*Exercise data*:
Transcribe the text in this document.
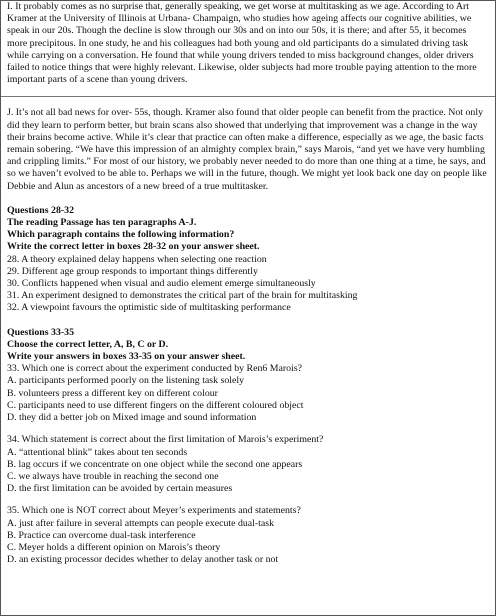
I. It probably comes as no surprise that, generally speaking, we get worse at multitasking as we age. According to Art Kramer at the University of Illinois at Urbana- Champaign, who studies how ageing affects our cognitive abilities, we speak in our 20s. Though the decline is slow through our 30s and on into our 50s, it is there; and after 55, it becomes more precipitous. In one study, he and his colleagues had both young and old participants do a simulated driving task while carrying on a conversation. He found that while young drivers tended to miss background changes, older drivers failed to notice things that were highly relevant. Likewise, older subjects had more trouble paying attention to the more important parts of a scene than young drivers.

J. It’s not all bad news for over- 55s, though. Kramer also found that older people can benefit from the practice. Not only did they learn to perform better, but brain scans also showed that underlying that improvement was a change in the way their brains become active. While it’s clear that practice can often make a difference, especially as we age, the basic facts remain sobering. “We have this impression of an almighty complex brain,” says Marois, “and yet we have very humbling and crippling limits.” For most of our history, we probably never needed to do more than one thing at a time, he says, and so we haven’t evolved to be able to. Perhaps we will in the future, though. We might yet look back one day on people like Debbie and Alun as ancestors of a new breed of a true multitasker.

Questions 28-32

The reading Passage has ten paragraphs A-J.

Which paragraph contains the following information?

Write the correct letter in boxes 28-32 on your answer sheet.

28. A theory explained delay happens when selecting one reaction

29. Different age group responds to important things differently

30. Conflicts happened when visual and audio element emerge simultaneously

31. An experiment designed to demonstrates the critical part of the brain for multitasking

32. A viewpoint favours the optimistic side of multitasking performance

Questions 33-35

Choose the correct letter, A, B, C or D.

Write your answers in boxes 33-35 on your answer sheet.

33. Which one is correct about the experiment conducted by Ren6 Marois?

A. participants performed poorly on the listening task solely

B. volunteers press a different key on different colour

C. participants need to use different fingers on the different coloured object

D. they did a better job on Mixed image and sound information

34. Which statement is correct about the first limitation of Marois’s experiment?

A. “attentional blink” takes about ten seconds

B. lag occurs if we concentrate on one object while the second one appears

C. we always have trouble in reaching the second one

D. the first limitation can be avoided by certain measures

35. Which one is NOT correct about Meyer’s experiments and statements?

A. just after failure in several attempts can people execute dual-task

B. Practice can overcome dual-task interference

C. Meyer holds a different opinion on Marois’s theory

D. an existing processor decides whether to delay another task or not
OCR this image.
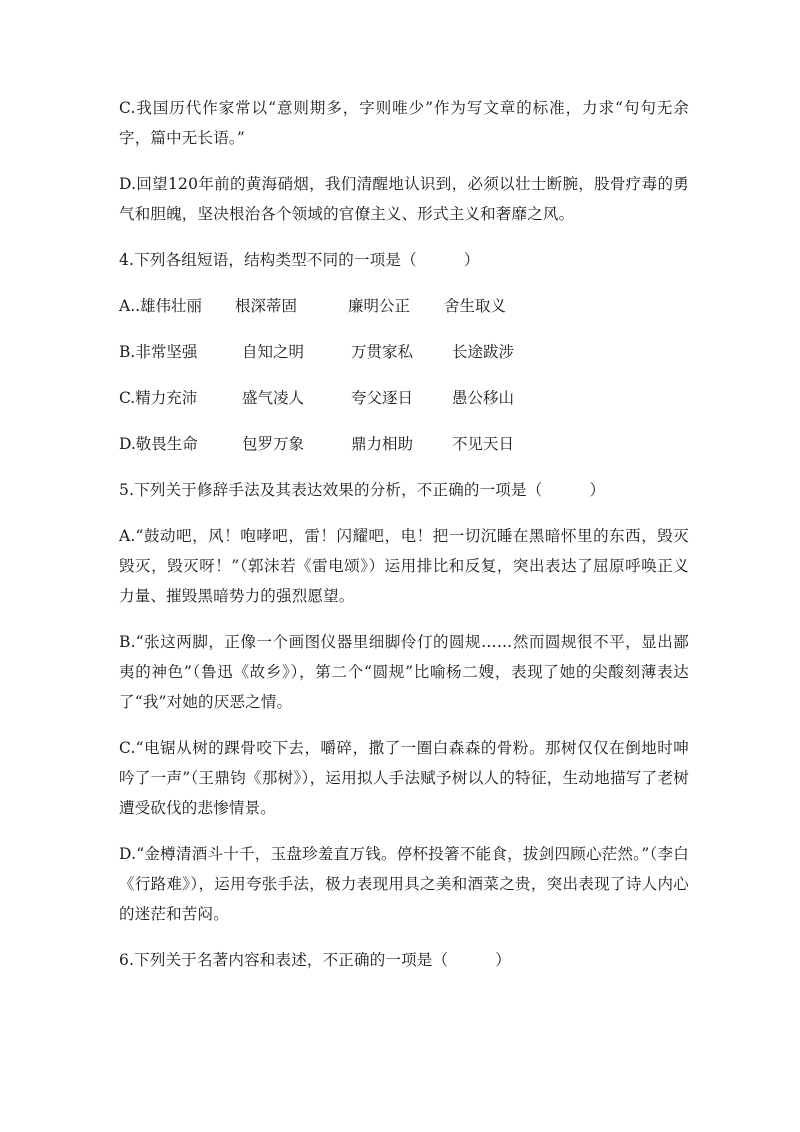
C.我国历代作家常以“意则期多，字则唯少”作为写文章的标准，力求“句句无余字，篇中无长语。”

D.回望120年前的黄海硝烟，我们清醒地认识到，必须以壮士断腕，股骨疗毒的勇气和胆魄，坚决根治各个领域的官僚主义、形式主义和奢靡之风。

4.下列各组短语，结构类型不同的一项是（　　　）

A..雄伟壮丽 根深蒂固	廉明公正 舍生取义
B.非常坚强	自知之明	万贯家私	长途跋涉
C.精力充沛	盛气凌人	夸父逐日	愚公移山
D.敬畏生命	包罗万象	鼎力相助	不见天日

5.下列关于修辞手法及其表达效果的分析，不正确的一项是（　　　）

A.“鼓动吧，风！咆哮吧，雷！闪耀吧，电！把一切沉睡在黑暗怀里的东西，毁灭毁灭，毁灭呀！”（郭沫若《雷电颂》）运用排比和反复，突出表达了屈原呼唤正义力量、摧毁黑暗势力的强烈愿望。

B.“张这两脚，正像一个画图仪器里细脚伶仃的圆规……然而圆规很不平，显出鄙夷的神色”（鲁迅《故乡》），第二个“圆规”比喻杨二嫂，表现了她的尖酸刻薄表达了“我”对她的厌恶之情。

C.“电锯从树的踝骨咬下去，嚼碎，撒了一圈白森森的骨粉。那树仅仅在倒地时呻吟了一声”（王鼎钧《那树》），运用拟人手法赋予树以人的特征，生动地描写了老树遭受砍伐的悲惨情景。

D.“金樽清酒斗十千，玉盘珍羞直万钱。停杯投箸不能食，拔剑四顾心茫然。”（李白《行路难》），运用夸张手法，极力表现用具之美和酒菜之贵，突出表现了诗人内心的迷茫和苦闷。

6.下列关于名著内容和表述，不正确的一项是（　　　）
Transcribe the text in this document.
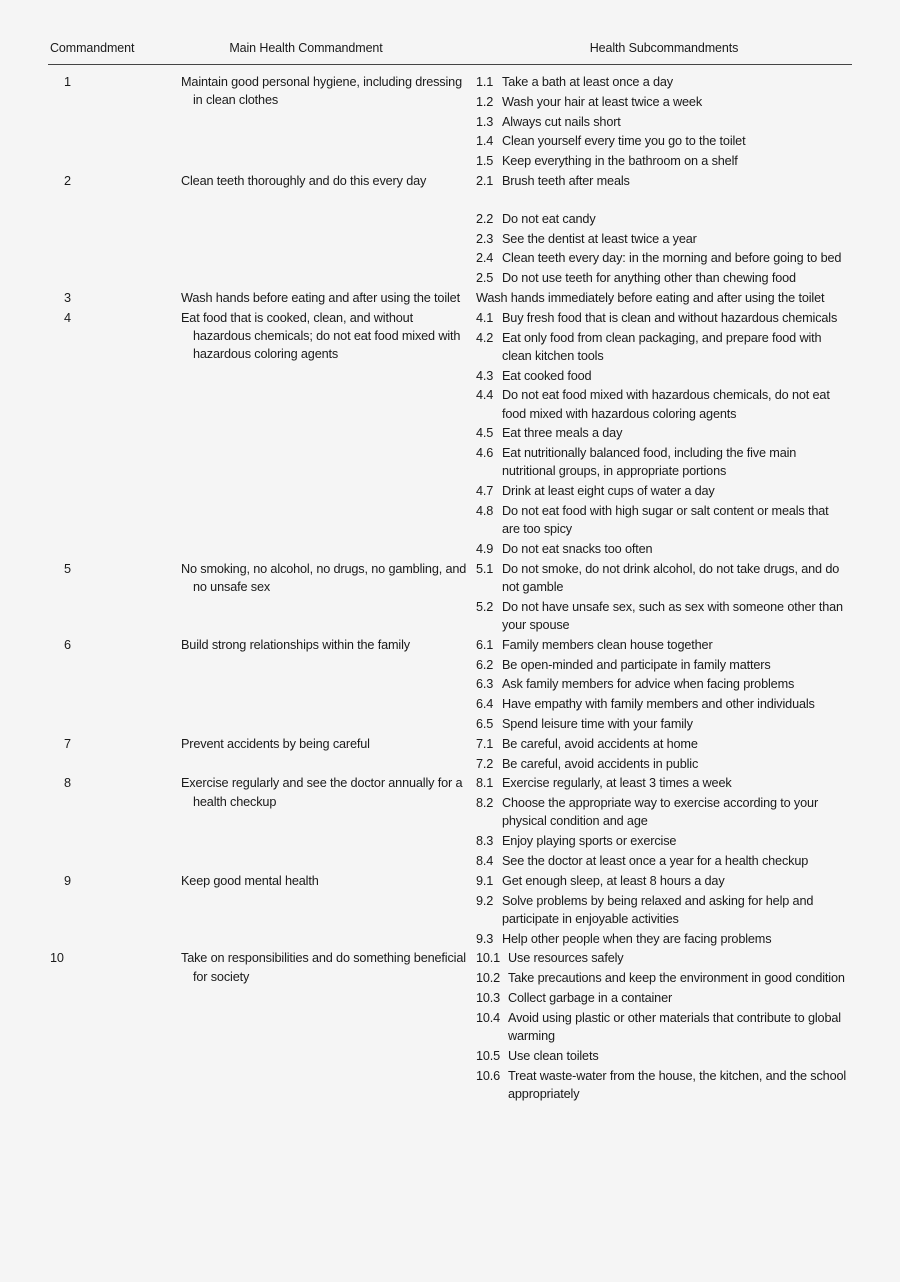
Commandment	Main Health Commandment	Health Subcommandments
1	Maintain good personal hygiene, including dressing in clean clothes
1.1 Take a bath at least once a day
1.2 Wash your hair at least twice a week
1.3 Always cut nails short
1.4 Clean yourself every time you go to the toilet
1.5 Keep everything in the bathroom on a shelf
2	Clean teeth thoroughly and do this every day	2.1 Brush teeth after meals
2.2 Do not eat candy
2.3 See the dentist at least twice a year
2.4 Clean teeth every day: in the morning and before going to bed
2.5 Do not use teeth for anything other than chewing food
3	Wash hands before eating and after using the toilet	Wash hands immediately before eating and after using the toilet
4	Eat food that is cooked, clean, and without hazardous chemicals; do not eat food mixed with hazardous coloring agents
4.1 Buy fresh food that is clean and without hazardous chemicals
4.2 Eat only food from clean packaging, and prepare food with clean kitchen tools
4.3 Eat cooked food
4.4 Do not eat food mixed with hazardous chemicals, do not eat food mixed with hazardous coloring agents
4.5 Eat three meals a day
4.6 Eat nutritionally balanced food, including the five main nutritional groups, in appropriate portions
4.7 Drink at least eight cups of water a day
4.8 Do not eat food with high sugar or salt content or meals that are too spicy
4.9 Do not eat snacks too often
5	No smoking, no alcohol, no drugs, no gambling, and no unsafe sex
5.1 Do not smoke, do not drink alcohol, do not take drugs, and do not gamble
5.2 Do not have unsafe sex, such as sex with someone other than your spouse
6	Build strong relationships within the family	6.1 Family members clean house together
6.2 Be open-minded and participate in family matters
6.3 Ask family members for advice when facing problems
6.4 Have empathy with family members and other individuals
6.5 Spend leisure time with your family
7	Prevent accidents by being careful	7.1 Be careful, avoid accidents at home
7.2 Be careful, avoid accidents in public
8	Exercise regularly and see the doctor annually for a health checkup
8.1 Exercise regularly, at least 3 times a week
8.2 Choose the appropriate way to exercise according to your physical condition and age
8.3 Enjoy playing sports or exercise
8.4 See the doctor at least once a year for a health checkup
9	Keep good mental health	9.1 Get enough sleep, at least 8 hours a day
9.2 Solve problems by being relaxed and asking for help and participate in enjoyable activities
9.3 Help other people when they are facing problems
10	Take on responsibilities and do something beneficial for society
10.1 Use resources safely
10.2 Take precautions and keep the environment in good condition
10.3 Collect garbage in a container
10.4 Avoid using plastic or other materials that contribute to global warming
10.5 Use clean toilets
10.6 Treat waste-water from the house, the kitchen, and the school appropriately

*Problem requirements*:
Check each line of the entries above for the word "object". List the ones that have it.

*Task output*:
C. participants need to use different fingers on the different coloured object
B. lag occurs if we concentrate on one object while the second one appears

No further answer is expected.